> [Exercise directions]:
Images must not appear in your copy; reproduce every other part of the records exactly.

*-*-*

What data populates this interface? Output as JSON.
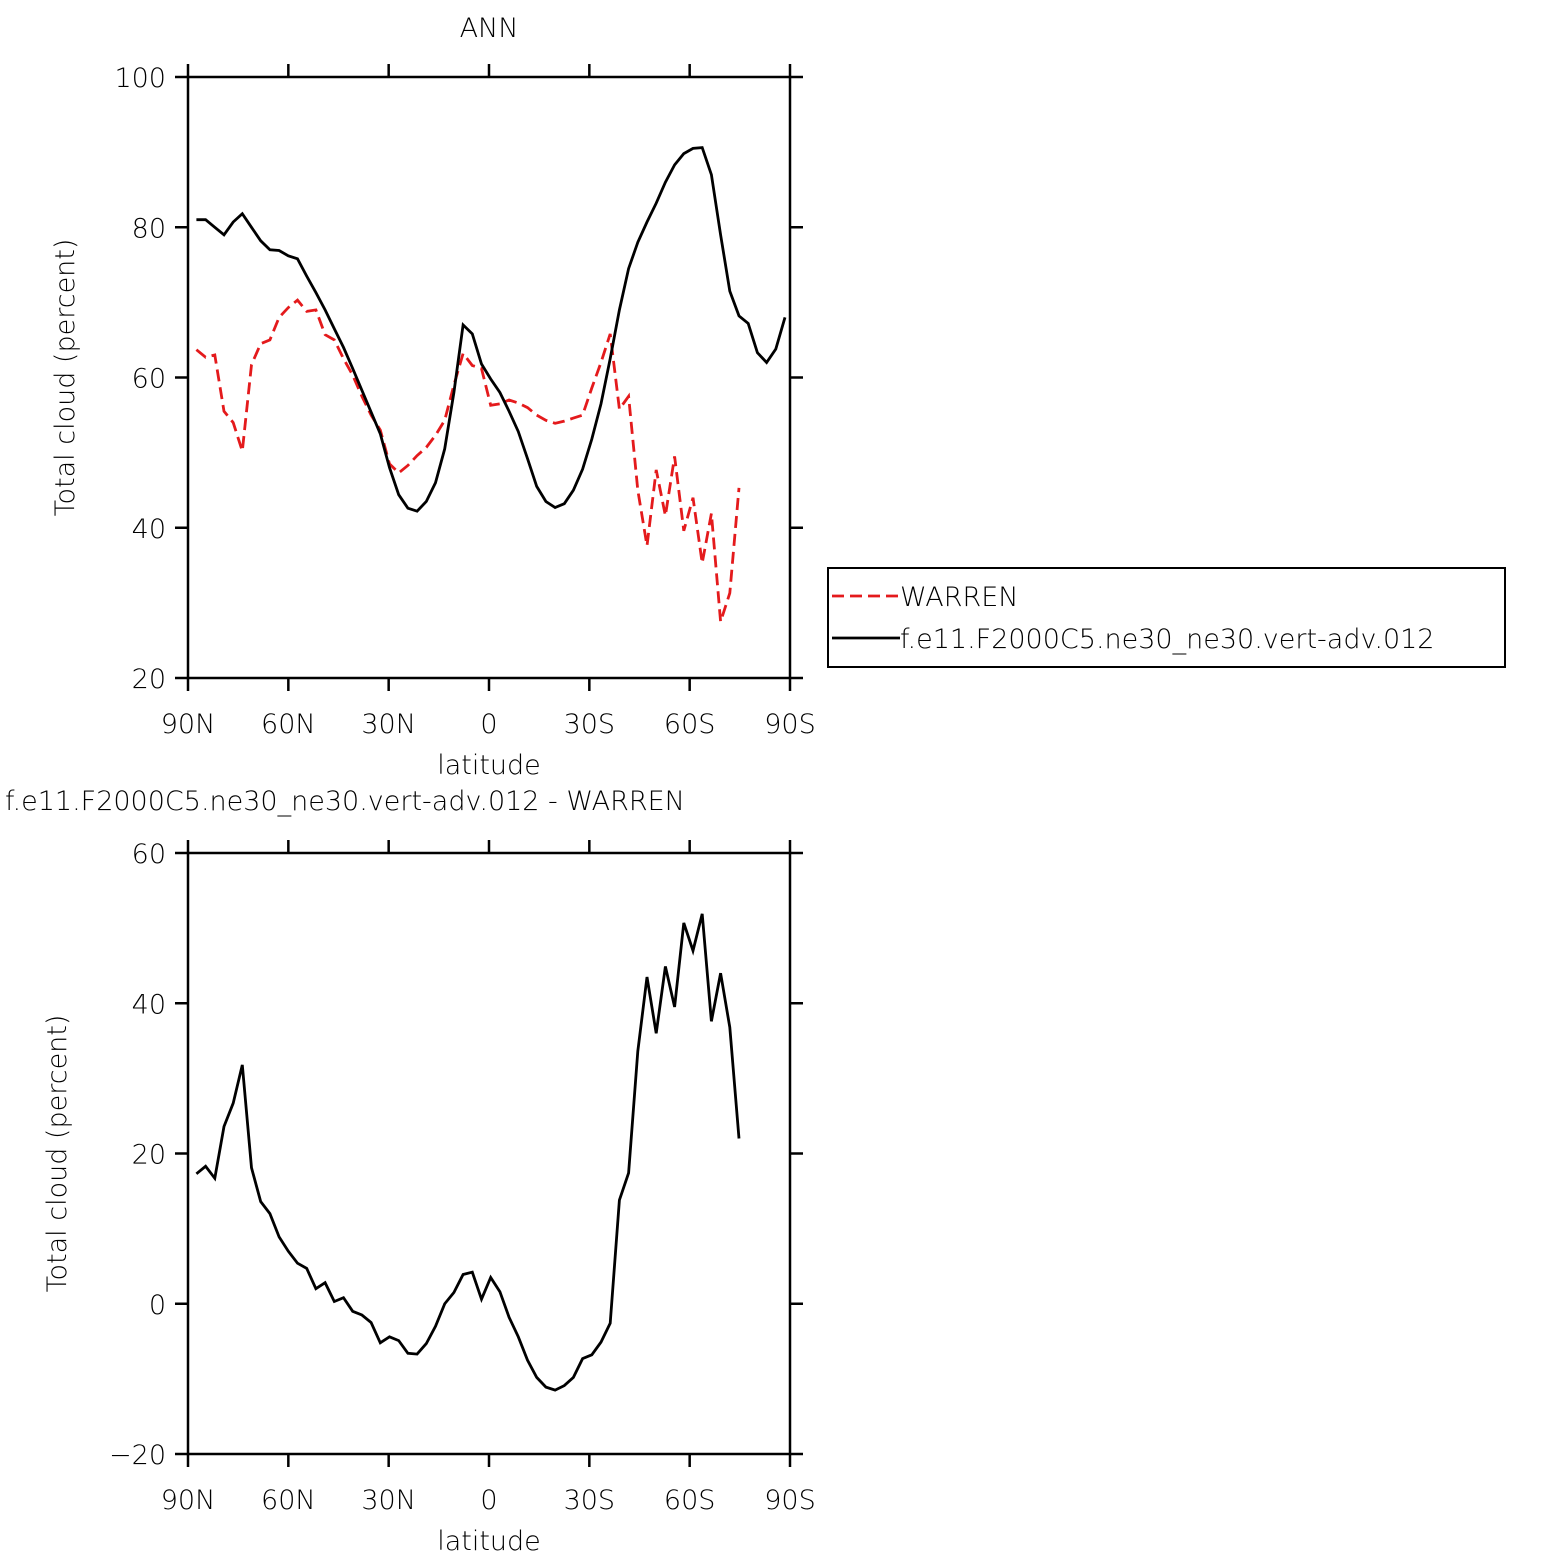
{
  "chart_data": [
    {
      "type": "line",
      "title": "ANN",
      "xlabel": "latitude",
      "ylabel": "Total cloud (percent)",
      "x": [
        87.5,
        84.75,
        82,
        79.25,
        76.5,
        73.75,
        71,
        68.25,
        65.5,
        62.75,
        60,
        57.25,
        54.5,
        51.75,
        49,
        46.25,
        43.5,
        40.75,
        38,
        35.25,
        32.5,
        29.75,
        27,
        24.25,
        21.5,
        18.75,
        16,
        13.25,
        10.5,
        7.75,
        5,
        2.25,
        -0.5,
        -3.25,
        -6,
        -8.75,
        -11.5,
        -14.25,
        -17,
        -19.75,
        -22.5,
        -25.25,
        -28,
        -30.75,
        -33.5,
        -36.25,
        -39,
        -41.75,
        -44.5,
        -47.25,
        -50,
        -52.75,
        -55.5,
        -58.25,
        -61,
        -63.75,
        -66.5,
        -69.25,
        -72,
        -74.75,
        -77.5,
        -80.25,
        -83,
        -85.75,
        -88.5
      ],
      "series": [
        {
          "name": "WARREN",
          "color": "#e41a1c",
          "line_style": "dashed",
          "values": [
            63.7,
            62.7,
            63,
            55.5,
            54,
            50.2,
            61.7,
            64.5,
            65,
            68,
            69.3,
            70.3,
            68.8,
            69,
            65.7,
            65,
            62.5,
            60.3,
            57.5,
            55,
            53,
            48.5,
            47.3,
            48.3,
            49.6,
            50.7,
            52.3,
            54.3,
            59,
            63.2,
            61.6,
            61.2,
            56.3,
            56.5,
            57,
            56.6,
            56,
            55,
            54.3,
            53.9,
            54.2,
            54.6,
            55,
            58.6,
            62,
            65.8,
            55.8,
            57.5,
            45,
            37.6,
            47.7,
            41.6,
            49.5,
            39.6,
            44,
            35.3,
            41.9,
            27.5,
            31.3,
            45.3,
            null,
            null,
            null,
            null,
            null
          ]
        },
        {
          "name": "f.e11.F2000C5.ne30_ne30.vert-adv.012",
          "color": "#000000",
          "line_style": "solid",
          "values": [
            81,
            81,
            80,
            79,
            80.7,
            81.8,
            80,
            78.2,
            77,
            76.9,
            76.2,
            75.8,
            73.5,
            71.3,
            69,
            66.5,
            64,
            61.2,
            58.3,
            55.4,
            52.5,
            48,
            44.4,
            42.6,
            42.2,
            43.5,
            46,
            50.5,
            58,
            67,
            65.8,
            61.8,
            59.8,
            58,
            55.5,
            52.8,
            49.2,
            45.5,
            43.5,
            42.7,
            43.2,
            45,
            47.8,
            51.8,
            56.5,
            62.5,
            69,
            74.5,
            78,
            80.7,
            83.2,
            86,
            88.3,
            89.8,
            90.5,
            90.6,
            87,
            79,
            71.5,
            68.2,
            67.2,
            63.3,
            62,
            63.8,
            68
          ]
        }
      ],
      "xlim": [
        90,
        -90
      ],
      "xticks": [
        {
          "value": 90,
          "label": "90N"
        },
        {
          "value": 60,
          "label": "60N"
        },
        {
          "value": 30,
          "label": "30N"
        },
        0,
        {
          "value": -30,
          "label": "30S"
        },
        {
          "value": -60,
          "label": "60S"
        },
        {
          "value": -90,
          "label": "90S"
        }
      ],
      "ylim": [
        20,
        100
      ],
      "yticks": [
        20,
        40,
        60,
        80,
        100
      ],
      "legend": "outside-right"
    },
    {
      "type": "line",
      "title": "f.e11.F2000C5.ne30_ne30.vert-adv.012 - WARREN",
      "xlabel": "latitude",
      "ylabel": "Total cloud (percent)",
      "x": [
        87.5,
        84.75,
        82,
        79.25,
        76.5,
        73.75,
        71,
        68.25,
        65.5,
        62.75,
        60,
        57.25,
        54.5,
        51.75,
        49,
        46.25,
        43.5,
        40.75,
        38,
        35.25,
        32.5,
        29.75,
        27,
        24.25,
        21.5,
        18.75,
        16,
        13.25,
        10.5,
        7.75,
        5,
        2.25,
        -0.5,
        -3.25,
        -6,
        -8.75,
        -11.5,
        -14.25,
        -17,
        -19.75,
        -22.5,
        -25.25,
        -28,
        -30.75,
        -33.5,
        -36.25,
        -39,
        -41.75,
        -44.5,
        -47.25,
        -50,
        -52.75,
        -55.5,
        -58.25,
        -61,
        -63.75,
        -66.5,
        -69.25,
        -72,
        -74.75,
        -77.5,
        -80.25,
        -83,
        -85.75,
        -88.5
      ],
      "values": [
        17.3,
        18.3,
        16.7,
        23.6,
        26.7,
        31.8,
        18.1,
        13.6,
        12,
        8.9,
        7,
        5.4,
        4.7,
        2,
        2.8,
        0.3,
        0.8,
        -1,
        -1.5,
        -2.5,
        -5.2,
        -4.4,
        -4.9,
        -6.6,
        -6.7,
        -5.3,
        -3,
        0,
        1.5,
        3.9,
        4.2,
        0.6,
        3.5,
        1.6,
        -1.8,
        -4.4,
        -7.5,
        -9.8,
        -11.1,
        -11.5,
        -10.9,
        -9.8,
        -7.3,
        -6.8,
        -5.1,
        -2.6,
        13.8,
        17.4,
        33.6,
        43.5,
        36,
        44.9,
        39.5,
        50.7,
        47,
        51.9,
        37.6,
        44,
        36.8,
        22,
        null,
        null,
        null,
        null,
        null
      ],
      "color": "#000000",
      "xlim": [
        90,
        -90
      ],
      "xticks": [
        {
          "value": 90,
          "label": "90N"
        },
        {
          "value": 60,
          "label": "60N"
        },
        {
          "value": 30,
          "label": "30N"
        },
        0,
        {
          "value": -30,
          "label": "30S"
        },
        {
          "value": -60,
          "label": "60S"
        },
        {
          "value": -90,
          "label": "90S"
        }
      ],
      "ylim": [
        -20,
        60
      ],
      "yticks": [
        {
          "value": -20,
          "label": "−20"
        },
        0,
        20,
        40,
        60
      ]
    }
  ]
}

*-*-*

> [Reply to the task]:
What data populates this interface? Output as JSON.
{
  "chart_data": [
    {
      "type": "line",
      "title": "ANN",
      "xlabel": "latitude",
      "ylabel": "Total cloud (percent)",
      "x": [
        87.5,
        84.75,
        82,
        79.25,
        76.5,
        73.75,
        71,
        68.25,
        65.5,
        62.75,
        60,
        57.25,
        54.5,
        51.75,
        49,
        46.25,
        43.5,
        40.75,
        38,
        35.25,
        32.5,
        29.75,
        27,
        24.25,
        21.5,
        18.75,
        16,
        13.25,
        10.5,
        7.75,
        5,
        2.25,
        -0.5,
        -3.25,
        -6,
        -8.75,
        -11.5,
        -14.25,
        -17,
        -19.75,
        -22.5,
        -25.25,
        -28,
        -30.75,
        -33.5,
        -36.25,
        -39,
        -41.75,
        -44.5,
        -47.25,
        -50,
        -52.75,
        -55.5,
        -58.25,
        -61,
        -63.75,
        -66.5,
        -69.25,
        -72,
        -74.75,
        -77.5,
        -80.25,
        -83,
        -85.75,
        -88.5
      ],
      "series": [
        {
          "name": "WARREN",
          "color": "#e41a1c",
          "line_style": "dashed",
          "values": [
            63.7,
            62.7,
            63,
            55.5,
            54,
            50.2,
            61.7,
            64.5,
            65,
            68,
            69.3,
            70.3,
            68.8,
            69,
            65.7,
            65,
            62.5,
            60.3,
            57.5,
            55,
            53,
            48.5,
            47.3,
            48.3,
            49.6,
            50.7,
            52.3,
            54.3,
            59,
            63.2,
            61.6,
            61.2,
            56.3,
            56.5,
            57,
            56.6,
            56,
            55,
            54.3,
            53.9,
            54.2,
            54.6,
            55,
            58.6,
            62,
            65.8,
            55.8,
            57.5,
            45,
            37.6,
            47.7,
            41.6,
            49.5,
            39.6,
            44,
            35.3,
            41.9,
            27.5,
            31.3,
            45.3,
            null,
            null,
            null,
            null,
            null
          ]
        },
        {
          "name": "f.e11.F2000C5.ne30_ne30.vert-adv.012",
          "color": "#000000",
          "line_style": "solid",
          "values": [
            81,
            81,
            80,
            79,
            80.7,
            81.8,
            80,
            78.2,
            77,
            76.9,
            76.2,
            75.8,
            73.5,
            71.3,
            69,
            66.5,
            64,
            61.2,
            58.3,
            55.4,
            52.5,
            48,
            44.4,
            42.6,
            42.2,
            43.5,
            46,
            50.5,
            58,
            67,
            65.8,
            61.8,
            59.8,
            58,
            55.5,
            52.8,
            49.2,
            45.5,
            43.5,
            42.7,
            43.2,
            45,
            47.8,
            51.8,
            56.5,
            62.5,
            69,
            74.5,
            78,
            80.7,
            83.2,
            86,
            88.3,
            89.8,
            90.5,
            90.6,
            87,
            79,
            71.5,
            68.2,
            67.2,
            63.3,
            62,
            63.8,
            68
          ]
        }
      ],
      "xlim": [
        90,
        -90
      ],
      "xticks": [
        {
          "value": 90,
          "label": "90N"
        },
        {
          "value": 60,
          "label": "60N"
        },
        {
          "value": 30,
          "label": "30N"
        },
        0,
        {
          "value": -30,
          "label": "30S"
        },
        {
          "value": -60,
          "label": "60S"
        },
        {
          "value": -90,
          "label": "90S"
        }
      ],
      "ylim": [
        20,
        100
      ],
      "yticks": [
        20,
        40,
        60,
        80,
        100
      ],
      "legend": "outside-right"
    },
    {
      "type": "line",
      "title": "f.e11.F2000C5.ne30_ne30.vert-adv.012 - WARREN",
      "xlabel": "latitude",
      "ylabel": "Total cloud (percent)",
      "x": [
        87.5,
        84.75,
        82,
        79.25,
        76.5,
        73.75,
        71,
        68.25,
        65.5,
        62.75,
        60,
        57.25,
        54.5,
        51.75,
        49,
        46.25,
        43.5,
        40.75,
        38,
        35.25,
        32.5,
        29.75,
        27,
        24.25,
        21.5,
        18.75,
        16,
        13.25,
        10.5,
        7.75,
        5,
        2.25,
        -0.5,
        -3.25,
        -6,
        -8.75,
        -11.5,
        -14.25,
        -17,
        -19.75,
        -22.5,
        -25.25,
        -28,
        -30.75,
        -33.5,
        -36.25,
        -39,
        -41.75,
        -44.5,
        -47.25,
        -50,
        -52.75,
        -55.5,
        -58.25,
        -61,
        -63.75,
        -66.5,
        -69.25,
        -72,
        -74.75,
        -77.5,
        -80.25,
        -83,
        -85.75,
        -88.5
      ],
      "values": [
        17.3,
        18.3,
        16.7,
        23.6,
        26.7,
        31.8,
        18.1,
        13.6,
        12,
        8.9,
        7,
        5.4,
        4.7,
        2,
        2.8,
        0.3,
        0.8,
        -1,
        -1.5,
        -2.5,
        -5.2,
        -4.4,
        -4.9,
        -6.6,
        -6.7,
        -5.3,
        -3,
        0,
        1.5,
        3.9,
        4.2,
        0.6,
        3.5,
        1.6,
        -1.8,
        -4.4,
        -7.5,
        -9.8,
        -11.1,
        -11.5,
        -10.9,
        -9.8,
        -7.3,
        -6.8,
        -5.1,
        -2.6,
        13.8,
        17.4,
        33.6,
        43.5,
        36,
        44.9,
        39.5,
        50.7,
        47,
        51.9,
        37.6,
        44,
        36.8,
        22,
        null,
        null,
        null,
        null,
        null
      ],
      "color": "#000000",
      "xlim": [
        90,
        -90
      ],
      "xticks": [
        {
          "value": 90,
          "label": "90N"
        },
        {
          "value": 60,
          "label": "60N"
        },
        {
          "value": 30,
          "label": "30N"
        },
        0,
        {
          "value": -30,
          "label": "30S"
        },
        {
          "value": -60,
          "label": "60S"
        },
        {
          "value": -90,
          "label": "90S"
        }
      ],
      "ylim": [
        -20,
        60
      ],
      "yticks": [
        {
          "value": -20,
          "label": "−20"
        },
        0,
        20,
        40,
        60
      ]
    }
  ]
}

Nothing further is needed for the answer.